* [GIVEN PROBLEM]:
Print, exactly and completely, every entry in the data.
* * * * * * *
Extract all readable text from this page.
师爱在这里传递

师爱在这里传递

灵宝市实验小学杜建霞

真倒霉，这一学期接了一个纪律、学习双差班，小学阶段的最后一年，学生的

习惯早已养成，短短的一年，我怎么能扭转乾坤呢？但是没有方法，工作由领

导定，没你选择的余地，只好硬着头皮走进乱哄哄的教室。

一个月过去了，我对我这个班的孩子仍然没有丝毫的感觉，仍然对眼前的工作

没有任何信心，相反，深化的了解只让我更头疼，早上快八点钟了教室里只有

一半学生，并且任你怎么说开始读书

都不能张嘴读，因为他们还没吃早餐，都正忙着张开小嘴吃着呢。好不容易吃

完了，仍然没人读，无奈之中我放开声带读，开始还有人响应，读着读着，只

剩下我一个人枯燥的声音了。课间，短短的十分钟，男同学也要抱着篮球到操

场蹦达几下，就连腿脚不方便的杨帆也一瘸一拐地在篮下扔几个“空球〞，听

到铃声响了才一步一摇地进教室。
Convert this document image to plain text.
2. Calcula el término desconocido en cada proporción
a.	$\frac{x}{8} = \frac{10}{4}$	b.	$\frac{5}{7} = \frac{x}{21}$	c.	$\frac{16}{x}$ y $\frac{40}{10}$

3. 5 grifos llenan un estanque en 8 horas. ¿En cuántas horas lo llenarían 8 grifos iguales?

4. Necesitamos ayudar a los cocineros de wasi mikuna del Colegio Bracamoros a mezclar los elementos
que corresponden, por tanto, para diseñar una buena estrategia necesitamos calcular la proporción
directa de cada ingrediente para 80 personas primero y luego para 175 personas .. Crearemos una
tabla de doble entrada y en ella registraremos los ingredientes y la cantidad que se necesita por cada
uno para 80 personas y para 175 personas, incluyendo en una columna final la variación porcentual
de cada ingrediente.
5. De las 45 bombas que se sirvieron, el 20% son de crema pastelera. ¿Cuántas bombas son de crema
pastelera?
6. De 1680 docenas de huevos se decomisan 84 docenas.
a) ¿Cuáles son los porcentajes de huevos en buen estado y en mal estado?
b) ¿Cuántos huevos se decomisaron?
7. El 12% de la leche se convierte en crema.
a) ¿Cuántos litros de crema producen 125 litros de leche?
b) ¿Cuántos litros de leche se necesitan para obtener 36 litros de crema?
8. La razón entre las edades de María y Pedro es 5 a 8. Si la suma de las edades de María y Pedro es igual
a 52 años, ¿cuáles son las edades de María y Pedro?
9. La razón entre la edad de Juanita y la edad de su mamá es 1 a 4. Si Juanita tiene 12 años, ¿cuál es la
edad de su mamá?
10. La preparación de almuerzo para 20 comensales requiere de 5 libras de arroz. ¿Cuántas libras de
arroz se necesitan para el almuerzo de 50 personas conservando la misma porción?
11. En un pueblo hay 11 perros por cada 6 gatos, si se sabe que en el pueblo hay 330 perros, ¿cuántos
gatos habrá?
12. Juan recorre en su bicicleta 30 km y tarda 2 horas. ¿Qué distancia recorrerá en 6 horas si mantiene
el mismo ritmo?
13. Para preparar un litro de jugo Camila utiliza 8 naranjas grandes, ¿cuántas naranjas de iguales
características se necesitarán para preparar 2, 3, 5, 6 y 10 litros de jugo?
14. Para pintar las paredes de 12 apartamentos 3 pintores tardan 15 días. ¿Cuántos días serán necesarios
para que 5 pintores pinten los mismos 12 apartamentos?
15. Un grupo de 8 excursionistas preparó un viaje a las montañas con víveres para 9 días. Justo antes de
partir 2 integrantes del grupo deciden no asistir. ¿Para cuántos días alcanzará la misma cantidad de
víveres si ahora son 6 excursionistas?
* * * * * * *
* [FINAL RESULT]:
Extract all readable text from this page.
师爱在这里传递

师爱在这里传递

灵宝市实验小学杜建霞

真倒霉，这一学期接了一个纪律、学习双差班，小学阶段的最后一年，学生的

习惯早已养成，短短的一年，我怎么能扭转乾坤呢？但是没有方法，工作由领

导定，没你选择的余地，只好硬着头皮走进乱哄哄的教室。

一个月过去了，我对我这个班的孩子仍然没有丝毫的感觉，仍然对眼前的工作

没有任何信心，相反，深化的了解只让我更头疼，早上快八点钟了教室里只有

一半学生，并且任你怎么说开始读书

都不能张嘴读，因为他们还没吃早餐，都正忙着张开小嘴吃着呢。好不容易吃

完了，仍然没人读，无奈之中我放开声带读，开始还有人响应，读着读着，只

剩下我一个人枯燥的声音了。课间，短短的十分钟，男同学也要抱着篮球到操

场蹦达几下，就连腿脚不方便的杨帆也一瘸一拐地在篮下扔几个“空球〞，听

到铃声响了才一步一摇地进教室。
Convert this document image to plain text.
2. Calcula el término desconocido en cada proporción
a.	$\frac{x}{8} = \frac{10}{4}$	b.	$\frac{5}{7} = \frac{x}{21}$	c.	$\frac{16}{x}$ y $\frac{40}{10}$

3. 5 grifos llenan un estanque en 8 horas. ¿En cuántas horas lo llenarían 8 grifos iguales?

4. Necesitamos ayudar a los cocineros de wasi mikuna del Colegio Bracamoros a mezclar los elementos
que corresponden, por tanto, para diseñar una buena estrategia necesitamos calcular la proporción
directa de cada ingrediente para 80 personas primero y luego para 175 personas .. Crearemos una
tabla de doble entrada y en ella registraremos los ingredientes y la cantidad que se necesita por cada
uno para 80 personas y para 175 personas, incluyendo en una columna final la variación porcentual
de cada ingrediente.
5. De las 45 bombas que se sirvieron, el 20% son de crema pastelera. ¿Cuántas bombas son de crema
pastelera?
6. De 1680 docenas de huevos se decomisan 84 docenas.
a) ¿Cuáles son los porcentajes de huevos en buen estado y en mal estado?
b) ¿Cuántos huevos se decomisaron?
7. El 12% de la leche se convierte en crema.
a) ¿Cuántos litros de crema producen 125 litros de leche?
b) ¿Cuántos litros de leche se necesitan para obtener 36 litros de crema?
8. La razón entre las edades de María y Pedro es 5 a 8. Si la suma de las edades de María y Pedro es igual
a 52 años, ¿cuáles son las edades de María y Pedro?
9. La razón entre la edad de Juanita y la edad de su mamá es 1 a 4. Si Juanita tiene 12 años, ¿cuál es la
edad de su mamá?
10. La preparación de almuerzo para 20 comensales requiere de 5 libras de arroz. ¿Cuántas libras de
arroz se necesitan para el almuerzo de 50 personas conservando la misma porción?
11. En un pueblo hay 11 perros por cada 6 gatos, si se sabe que en el pueblo hay 330 perros, ¿cuántos
gatos habrá?
12. Juan recorre en su bicicleta 30 km y tarda 2 horas. ¿Qué distancia recorrerá en 6 horas si mantiene
el mismo ritmo?
13. Para preparar un litro de jugo Camila utiliza 8 naranjas grandes, ¿cuántas naranjas de iguales
características se necesitarán para preparar 2, 3, 5, 6 y 10 litros de jugo?
14. Para pintar las paredes de 12 apartamentos 3 pintores tardan 15 días. ¿Cuántos días serán necesarios
para que 5 pintores pinten los mismos 12 apartamentos?
15. Un grupo de 8 excursionistas preparó un viaje a las montañas con víveres para 9 días. Justo antes de
partir 2 integrantes del grupo deciden no asistir. ¿Para cuántos días alcanzará la misma cantidad de
víveres si ahora son 6 excursionistas?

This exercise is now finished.